◆ **Your goal**
Make an exact transcription of the material, leaving out all images.

◆ **Extracted information**
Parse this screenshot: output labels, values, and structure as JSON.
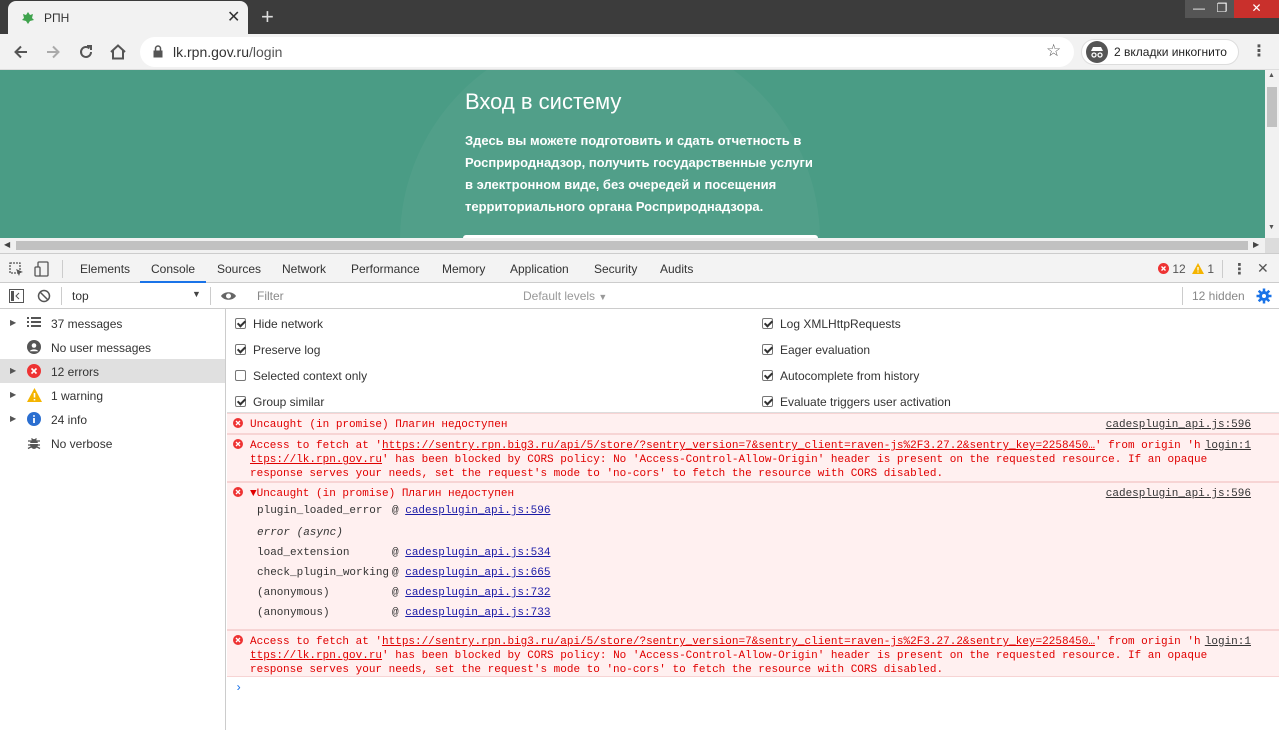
{
  "browser": {
    "tab_title": "РПН",
    "url_host": "lk.rpn.gov.ru",
    "url_path": "/login",
    "incognito_label": "2 вкладки инкогнито"
  },
  "page": {
    "heading": "Вход в систему",
    "description_lines": [
      "Здесь вы можете подготовить и сдать отчетность в",
      "Росприроднадзор, получить государственные услуги",
      "в электронном виде, без очередей и посещения",
      "территориального органа Росприроднадзора."
    ]
  },
  "devtools": {
    "tabs": [
      "Elements",
      "Console",
      "Sources",
      "Network",
      "Performance",
      "Memory",
      "Application",
      "Security",
      "Audits"
    ],
    "active_tab": "Console",
    "error_count": "12",
    "warning_count": "1",
    "context": "top",
    "filter_placeholder": "Filter",
    "levels_label": "Default levels",
    "hidden_label": "12 hidden",
    "sidebar": [
      {
        "label": "37 messages",
        "icon": "list-icon"
      },
      {
        "label": "No user messages",
        "icon": "user-icon"
      },
      {
        "label": "12 errors",
        "icon": "error-icon"
      },
      {
        "label": "1 warning",
        "icon": "warning-icon"
      },
      {
        "label": "24 info",
        "icon": "info-icon"
      },
      {
        "label": "No verbose",
        "icon": "bug-icon"
      }
    ],
    "settings_left": [
      {
        "label": "Hide network",
        "checked": true
      },
      {
        "label": "Preserve log",
        "checked": true
      },
      {
        "label": "Selected context only",
        "checked": false
      },
      {
        "label": "Group similar",
        "checked": true
      }
    ],
    "settings_right": [
      {
        "label": "Log XMLHttpRequests",
        "checked": true
      },
      {
        "label": "Eager evaluation",
        "checked": true
      },
      {
        "label": "Autocomplete from history",
        "checked": true
      },
      {
        "label": "Evaluate triggers user activation",
        "checked": true
      }
    ],
    "messages": {
      "m1": {
        "text": "Uncaught (in promise) Плагин недоступен",
        "source": "cadesplugin_api.js:596"
      },
      "m2": {
        "pre": "Access to fetch at '",
        "link": "https://sentry.rpn.big3.ru/api/5/store/?sentry_version=7&sentry_client=raven-js%2F3.27.2&sentry_key=2258450…",
        "mid": "' from origin 'h",
        "link2": "ttps://lk.rpn.gov.ru",
        "line2": "' has been blocked by CORS policy: No 'Access-Control-Allow-Origin' header is present on the requested resource. If an opaque",
        "line3": "response serves your needs, set the request's mode to 'no-cors' to fetch the resource with CORS disabled.",
        "source": "login:1"
      },
      "m3": {
        "text": "▼Uncaught (in promise) Плагин недоступен",
        "source": "cadesplugin_api.js:596",
        "stack": [
          {
            "fn": "plugin_loaded_error",
            "loc": "cadesplugin_api.js:596"
          },
          {
            "fn": "load_extension",
            "loc": "cadesplugin_api.js:534"
          },
          {
            "fn": "check_plugin_working",
            "loc": "cadesplugin_api.js:665"
          },
          {
            "fn": "(anonymous)",
            "loc": "cadesplugin_api.js:732"
          },
          {
            "fn": "(anonymous)",
            "loc": "cadesplugin_api.js:733"
          }
        ],
        "async": "error (async)"
      },
      "m4": {
        "pre": "Access to fetch at '",
        "link": "https://sentry.rpn.big3.ru/api/5/store/?sentry_version=7&sentry_client=raven-js%2F3.27.2&sentry_key=2258450…",
        "mid": "' from origin 'h",
        "link2": "ttps://lk.rpn.gov.ru",
        "line2": "' has been blocked by CORS policy: No 'Access-Control-Allow-Origin' header is present on the requested resource. If an opaque",
        "line3": "response serves your needs, set the request's mode to 'no-cors' to fetch the resource with CORS disabled.",
        "source": "login:1"
      }
    },
    "at_sign": "@",
    "prompt": "›"
  },
  "colors": {
    "page_bg": "#4a9c85",
    "error_red": "#e00000",
    "error_bg": "#fff0f0",
    "accent": "#1a73e8"
  }
}
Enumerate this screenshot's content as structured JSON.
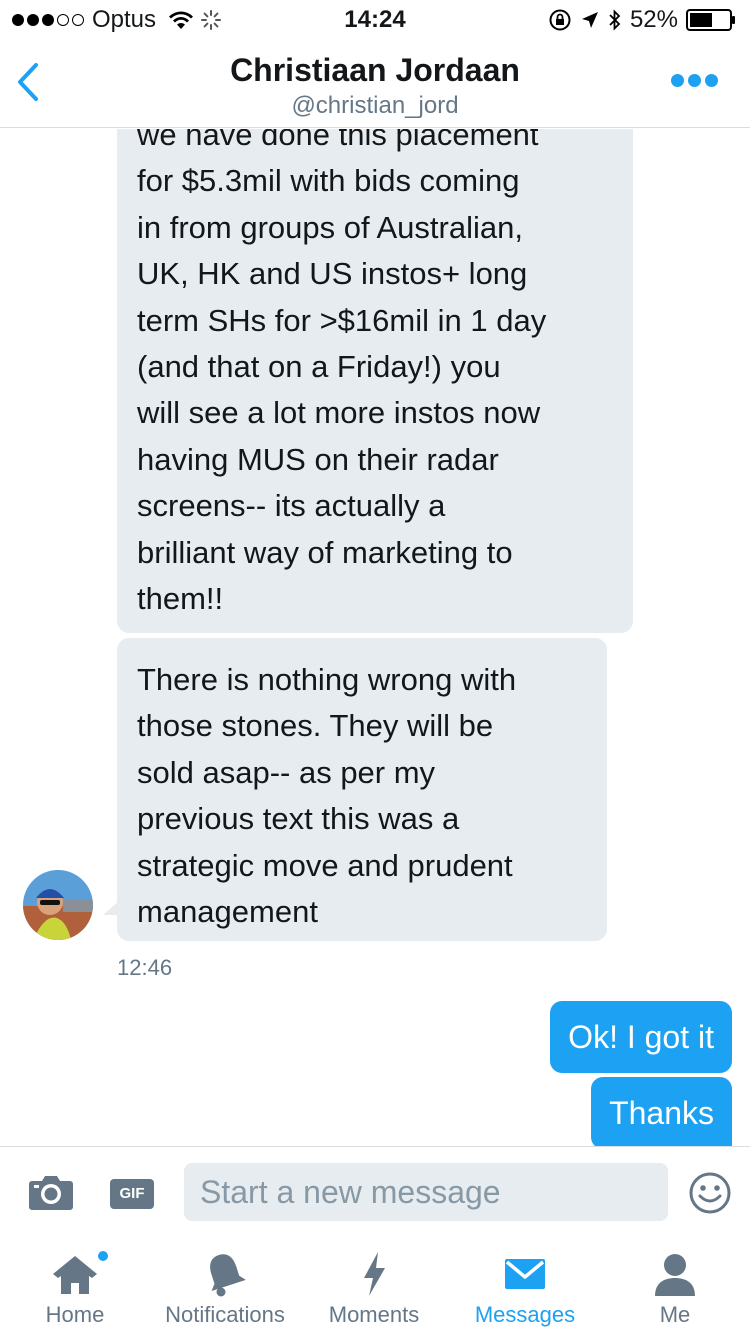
{
  "status_bar": {
    "carrier": "Optus",
    "time": "14:24",
    "battery": "52%"
  },
  "header": {
    "name": "Christiaan Jordaan",
    "handle": "@christian_jord"
  },
  "messages": {
    "incoming_1": {
      "lines": [
        "we have done this placement",
        "for $5.3mil with bids coming",
        "in from groups of Australian,",
        "UK, HK and US instos+ long",
        "term SHs for >$16mil in 1 day",
        "(and that on a Friday!) you",
        "will see a lot more instos now",
        "having MUS on their radar",
        "screens-- its actually a",
        "brilliant way of marketing to",
        "them!!"
      ]
    },
    "incoming_2": {
      "lines": [
        "There is nothing wrong with",
        "those stones. They will be",
        "sold asap-- as per my",
        "previous text this was a",
        "strategic move and prudent",
        "management"
      ]
    },
    "timestamp": "12:46",
    "outgoing_1": "Ok! I got it",
    "outgoing_2": "Thanks"
  },
  "composer": {
    "gif_label": "GIF",
    "placeholder": "Start a new message"
  },
  "tabs": {
    "home": "Home",
    "notifications": "Notifications",
    "moments": "Moments",
    "messages": "Messages",
    "me": "Me"
  },
  "colors": {
    "accent": "#1da1f2",
    "bubble_incoming": "#e6ecf0",
    "text_secondary": "#657786"
  }
}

◆ **Completed task**
Parse this screenshot: output labels, values, and structure as JSON.
{
  "browser": {
    "tab_title": "РПН",
    "url_host": "lk.rpn.gov.ru",
    "url_path": "/login",
    "incognito_label": "2 вкладки инкогнито"
  },
  "page": {
    "heading": "Вход в систему",
    "description_lines": [
      "Здесь вы можете подготовить и сдать отчетность в",
      "Росприроднадзор, получить государственные услуги",
      "в электронном виде, без очередей и посещения",
      "территориального органа Росприроднадзора."
    ]
  },
  "devtools": {
    "tabs": [
      "Elements",
      "Console",
      "Sources",
      "Network",
      "Performance",
      "Memory",
      "Application",
      "Security",
      "Audits"
    ],
    "active_tab": "Console",
    "error_count": "12",
    "warning_count": "1",
    "context": "top",
    "filter_placeholder": "Filter",
    "levels_label": "Default levels",
    "hidden_label": "12 hidden",
    "sidebar": [
      {
        "label": "37 messages",
        "icon": "list-icon"
      },
      {
        "label": "No user messages",
        "icon": "user-icon"
      },
      {
        "label": "12 errors",
        "icon": "error-icon"
      },
      {
        "label": "1 warning",
        "icon": "warning-icon"
      },
      {
        "label": "24 info",
        "icon": "info-icon"
      },
      {
        "label": "No verbose",
        "icon": "bug-icon"
      }
    ],
    "settings_left": [
      {
        "label": "Hide network",
        "checked": true
      },
      {
        "label": "Preserve log",
        "checked": true
      },
      {
        "label": "Selected context only",
        "checked": false
      },
      {
        "label": "Group similar",
        "checked": true
      }
    ],
    "settings_right": [
      {
        "label": "Log XMLHttpRequests",
        "checked": true
      },
      {
        "label": "Eager evaluation",
        "checked": true
      },
      {
        "label": "Autocomplete from history",
        "checked": true
      },
      {
        "label": "Evaluate triggers user activation",
        "checked": true
      }
    ],
    "messages": {
      "m1": {
        "text": "Uncaught (in promise) Плагин недоступен",
        "source": "cadesplugin_api.js:596"
      },
      "m2": {
        "pre": "Access to fetch at '",
        "link": "https://sentry.rpn.big3.ru/api/5/store/?sentry_version=7&sentry_client=raven-js%2F3.27.2&sentry_key=2258450…",
        "mid": "' from origin 'h",
        "link2": "ttps://lk.rpn.gov.ru",
        "line2": "' has been blocked by CORS policy: No 'Access-Control-Allow-Origin' header is present on the requested resource. If an opaque",
        "line3": "response serves your needs, set the request's mode to 'no-cors' to fetch the resource with CORS disabled.",
        "source": "login:1"
      },
      "m3": {
        "text": "▼Uncaught (in promise) Плагин недоступен",
        "source": "cadesplugin_api.js:596",
        "stack": [
          {
            "fn": "plugin_loaded_error",
            "loc": "cadesplugin_api.js:596"
          },
          {
            "fn": "load_extension",
            "loc": "cadesplugin_api.js:534"
          },
          {
            "fn": "check_plugin_working",
            "loc": "cadesplugin_api.js:665"
          },
          {
            "fn": "(anonymous)",
            "loc": "cadesplugin_api.js:732"
          },
          {
            "fn": "(anonymous)",
            "loc": "cadesplugin_api.js:733"
          }
        ],
        "async": "error (async)"
      },
      "m4": {
        "pre": "Access to fetch at '",
        "link": "https://sentry.rpn.big3.ru/api/5/store/?sentry_version=7&sentry_client=raven-js%2F3.27.2&sentry_key=2258450…",
        "mid": "' from origin 'h",
        "link2": "ttps://lk.rpn.gov.ru",
        "line2": "' has been blocked by CORS policy: No 'Access-Control-Allow-Origin' header is present on the requested resource. If an opaque",
        "line3": "response serves your needs, set the request's mode to 'no-cors' to fetch the resource with CORS disabled.",
        "source": "login:1"
      }
    },
    "at_sign": "@",
    "prompt": "›"
  },
  "colors": {
    "page_bg": "#4a9c85",
    "error_red": "#e00000",
    "error_bg": "#fff0f0",
    "accent": "#1a73e8"
  }
}
Enumerate this screenshot's content as structured JSON.
{
  "status_bar": {
    "carrier": "Optus",
    "time": "14:24",
    "battery": "52%"
  },
  "header": {
    "name": "Christiaan Jordaan",
    "handle": "@christian_jord"
  },
  "messages": {
    "incoming_1": {
      "lines": [
        "we have done this placement",
        "for $5.3mil with bids coming",
        "in from groups of Australian,",
        "UK, HK and US instos+ long",
        "term SHs for >$16mil in 1 day",
        "(and that on a Friday!) you",
        "will see a lot more instos now",
        "having MUS on their radar",
        "screens-- its actually a",
        "brilliant way of marketing to",
        "them!!"
      ]
    },
    "incoming_2": {
      "lines": [
        "There is nothing wrong with",
        "those stones. They will be",
        "sold asap-- as per my",
        "previous text this was a",
        "strategic move and prudent",
        "management"
      ]
    },
    "timestamp": "12:46",
    "outgoing_1": "Ok! I got it",
    "outgoing_2": "Thanks"
  },
  "composer": {
    "gif_label": "GIF",
    "placeholder": "Start a new message"
  },
  "tabs": {
    "home": "Home",
    "notifications": "Notifications",
    "moments": "Moments",
    "messages": "Messages",
    "me": "Me"
  },
  "colors": {
    "accent": "#1da1f2",
    "bubble_incoming": "#e6ecf0",
    "text_secondary": "#657786"
  }
}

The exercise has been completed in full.